EXERCISE GOAL.
Can you print the data exactly and leave out each image?

------------------------------------------------

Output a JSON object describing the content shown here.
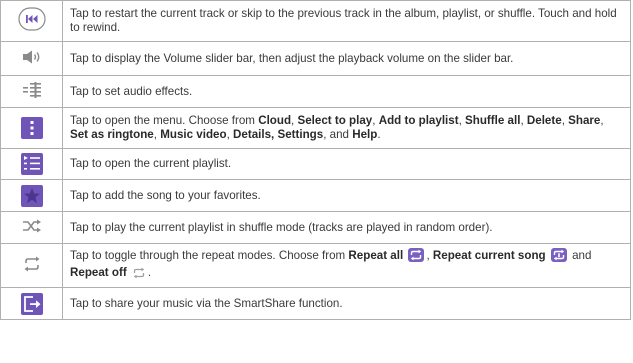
{
  "rows": [
    {
      "icon": "rewind-previous-icon",
      "text": "Tap to restart the current track or skip to the previous track in the album, playlist, or shuffle. Touch and hold to rewind."
    },
    {
      "icon": "volume-icon",
      "text": "Tap to display the Volume slider bar, then adjust the playback volume on the slider bar."
    },
    {
      "icon": "audio-effects-icon",
      "text": "Tap to set audio effects."
    },
    {
      "icon": "menu-icon",
      "text_parts": [
        "Tap to open the menu. Choose from ",
        "Cloud",
        ", ",
        "Select to play",
        ", ",
        "Add to playlist",
        ", ",
        "Shuffle all",
        ", ",
        "Delete",
        ", ",
        "Share",
        ", ",
        "Set as ringtone",
        ", ",
        "Music video",
        ", ",
        "Details, Settings",
        ", and ",
        "Help",
        "."
      ]
    },
    {
      "icon": "playlist-icon",
      "text": "Tap to open the current playlist."
    },
    {
      "icon": "favorite-star-icon",
      "text": "Tap to add the song to your favorites."
    },
    {
      "icon": "shuffle-icon",
      "text": "Tap to play the current playlist in shuffle mode (tracks are played in random order)."
    },
    {
      "icon": "repeat-icon",
      "text_parts": [
        "Tap to toggle through the repeat modes. Choose from ",
        "Repeat all",
        ", ",
        "Repeat current song",
        " and ",
        "Repeat off",
        "."
      ]
    },
    {
      "icon": "share-icon",
      "text": "Tap to share your music via the SmartShare function."
    }
  ],
  "colors": {
    "accent": "#6f55b8",
    "repeat_active": "#7a60c0",
    "icon_gray": "#8a8a8a",
    "border": "#b0b0b0"
  }
}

------------------------------------------------

ANSWER TO THE TASK.
Output a JSON object describing the content shown here.
{
  "rows": [
    {
      "icon": "rewind-previous-icon",
      "text": "Tap to restart the current track or skip to the previous track in the album, playlist, or shuffle. Touch and hold to rewind."
    },
    {
      "icon": "volume-icon",
      "text": "Tap to display the Volume slider bar, then adjust the playback volume on the slider bar."
    },
    {
      "icon": "audio-effects-icon",
      "text": "Tap to set audio effects."
    },
    {
      "icon": "menu-icon",
      "text_parts": [
        "Tap to open the menu. Choose from ",
        "Cloud",
        ", ",
        "Select to play",
        ", ",
        "Add to playlist",
        ", ",
        "Shuffle all",
        ", ",
        "Delete",
        ", ",
        "Share",
        ", ",
        "Set as ringtone",
        ", ",
        "Music video",
        ", ",
        "Details, Settings",
        ", and ",
        "Help",
        "."
      ]
    },
    {
      "icon": "playlist-icon",
      "text": "Tap to open the current playlist."
    },
    {
      "icon": "favorite-star-icon",
      "text": "Tap to add the song to your favorites."
    },
    {
      "icon": "shuffle-icon",
      "text": "Tap to play the current playlist in shuffle mode (tracks are played in random order)."
    },
    {
      "icon": "repeat-icon",
      "text_parts": [
        "Tap to toggle through the repeat modes. Choose from ",
        "Repeat all",
        ", ",
        "Repeat current song",
        " and ",
        "Repeat off",
        "."
      ]
    },
    {
      "icon": "share-icon",
      "text": "Tap to share your music via the SmartShare function."
    }
  ],
  "colors": {
    "accent": "#6f55b8",
    "repeat_active": "#7a60c0",
    "icon_gray": "#8a8a8a",
    "border": "#b0b0b0"
  }
}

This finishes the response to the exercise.